[PROMPT]
Go through the listing and copy each line with the string "subheading".

(Collection entries)
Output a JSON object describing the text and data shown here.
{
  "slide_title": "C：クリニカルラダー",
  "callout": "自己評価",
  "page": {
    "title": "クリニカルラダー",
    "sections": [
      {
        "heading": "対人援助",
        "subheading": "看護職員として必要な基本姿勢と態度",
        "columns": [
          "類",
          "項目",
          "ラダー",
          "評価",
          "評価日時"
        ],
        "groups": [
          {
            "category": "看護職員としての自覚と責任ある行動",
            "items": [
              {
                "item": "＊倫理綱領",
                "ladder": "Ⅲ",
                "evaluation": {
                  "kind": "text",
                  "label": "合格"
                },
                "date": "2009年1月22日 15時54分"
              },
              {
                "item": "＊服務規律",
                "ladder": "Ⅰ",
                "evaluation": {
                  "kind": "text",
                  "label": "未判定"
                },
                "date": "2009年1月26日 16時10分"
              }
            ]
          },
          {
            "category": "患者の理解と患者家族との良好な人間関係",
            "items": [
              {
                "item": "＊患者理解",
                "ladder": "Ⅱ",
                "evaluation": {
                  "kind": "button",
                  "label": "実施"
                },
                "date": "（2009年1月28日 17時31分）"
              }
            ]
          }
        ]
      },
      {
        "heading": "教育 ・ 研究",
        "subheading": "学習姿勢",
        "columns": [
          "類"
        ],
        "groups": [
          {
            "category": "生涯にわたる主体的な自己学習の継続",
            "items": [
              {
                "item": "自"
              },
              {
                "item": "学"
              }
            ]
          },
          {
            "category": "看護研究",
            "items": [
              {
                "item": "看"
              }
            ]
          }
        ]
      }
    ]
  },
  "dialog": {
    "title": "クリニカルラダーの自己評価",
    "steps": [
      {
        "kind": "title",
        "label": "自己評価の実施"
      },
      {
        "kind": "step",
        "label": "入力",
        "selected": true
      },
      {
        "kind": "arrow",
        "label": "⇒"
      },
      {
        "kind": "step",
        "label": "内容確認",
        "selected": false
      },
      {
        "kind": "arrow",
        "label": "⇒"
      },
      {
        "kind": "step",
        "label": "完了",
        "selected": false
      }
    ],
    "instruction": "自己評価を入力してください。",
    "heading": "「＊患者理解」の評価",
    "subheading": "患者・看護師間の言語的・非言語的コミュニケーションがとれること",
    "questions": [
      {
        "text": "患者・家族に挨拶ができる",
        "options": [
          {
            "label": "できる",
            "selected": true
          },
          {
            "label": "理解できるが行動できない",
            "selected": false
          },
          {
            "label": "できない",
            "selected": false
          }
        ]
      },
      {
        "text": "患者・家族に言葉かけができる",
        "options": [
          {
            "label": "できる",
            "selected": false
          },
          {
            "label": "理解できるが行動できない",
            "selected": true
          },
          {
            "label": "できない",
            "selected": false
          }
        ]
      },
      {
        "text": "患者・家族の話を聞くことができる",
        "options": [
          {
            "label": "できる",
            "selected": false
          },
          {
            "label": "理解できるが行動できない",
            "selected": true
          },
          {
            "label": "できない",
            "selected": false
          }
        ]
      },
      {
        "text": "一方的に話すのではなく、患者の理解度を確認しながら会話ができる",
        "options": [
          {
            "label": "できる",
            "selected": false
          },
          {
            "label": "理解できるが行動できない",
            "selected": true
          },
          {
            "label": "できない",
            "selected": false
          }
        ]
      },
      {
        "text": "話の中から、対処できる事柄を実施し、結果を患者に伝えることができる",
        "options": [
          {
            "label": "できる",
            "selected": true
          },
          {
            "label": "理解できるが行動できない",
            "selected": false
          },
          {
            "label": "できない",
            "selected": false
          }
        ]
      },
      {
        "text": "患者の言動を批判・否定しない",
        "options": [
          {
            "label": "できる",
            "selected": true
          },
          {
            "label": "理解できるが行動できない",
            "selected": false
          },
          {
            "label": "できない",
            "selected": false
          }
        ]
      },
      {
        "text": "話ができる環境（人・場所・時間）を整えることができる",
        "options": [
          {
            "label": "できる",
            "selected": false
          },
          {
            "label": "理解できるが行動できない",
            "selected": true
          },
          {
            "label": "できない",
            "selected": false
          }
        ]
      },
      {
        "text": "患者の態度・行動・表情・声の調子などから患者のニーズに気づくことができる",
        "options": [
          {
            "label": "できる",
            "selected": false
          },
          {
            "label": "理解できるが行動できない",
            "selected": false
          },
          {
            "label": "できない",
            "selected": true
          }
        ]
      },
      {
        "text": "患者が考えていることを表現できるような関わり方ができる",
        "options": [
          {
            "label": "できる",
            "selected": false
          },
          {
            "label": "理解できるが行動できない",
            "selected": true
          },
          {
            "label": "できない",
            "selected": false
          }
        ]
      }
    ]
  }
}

[FULL OUTPUT]
        "subheading": "看護職員として必要な基本姿勢と態度",
        "subheading": "学習姿勢",
    "subheading": "患者・看護師間の言語的・非言語的コミュニケーションがとれること",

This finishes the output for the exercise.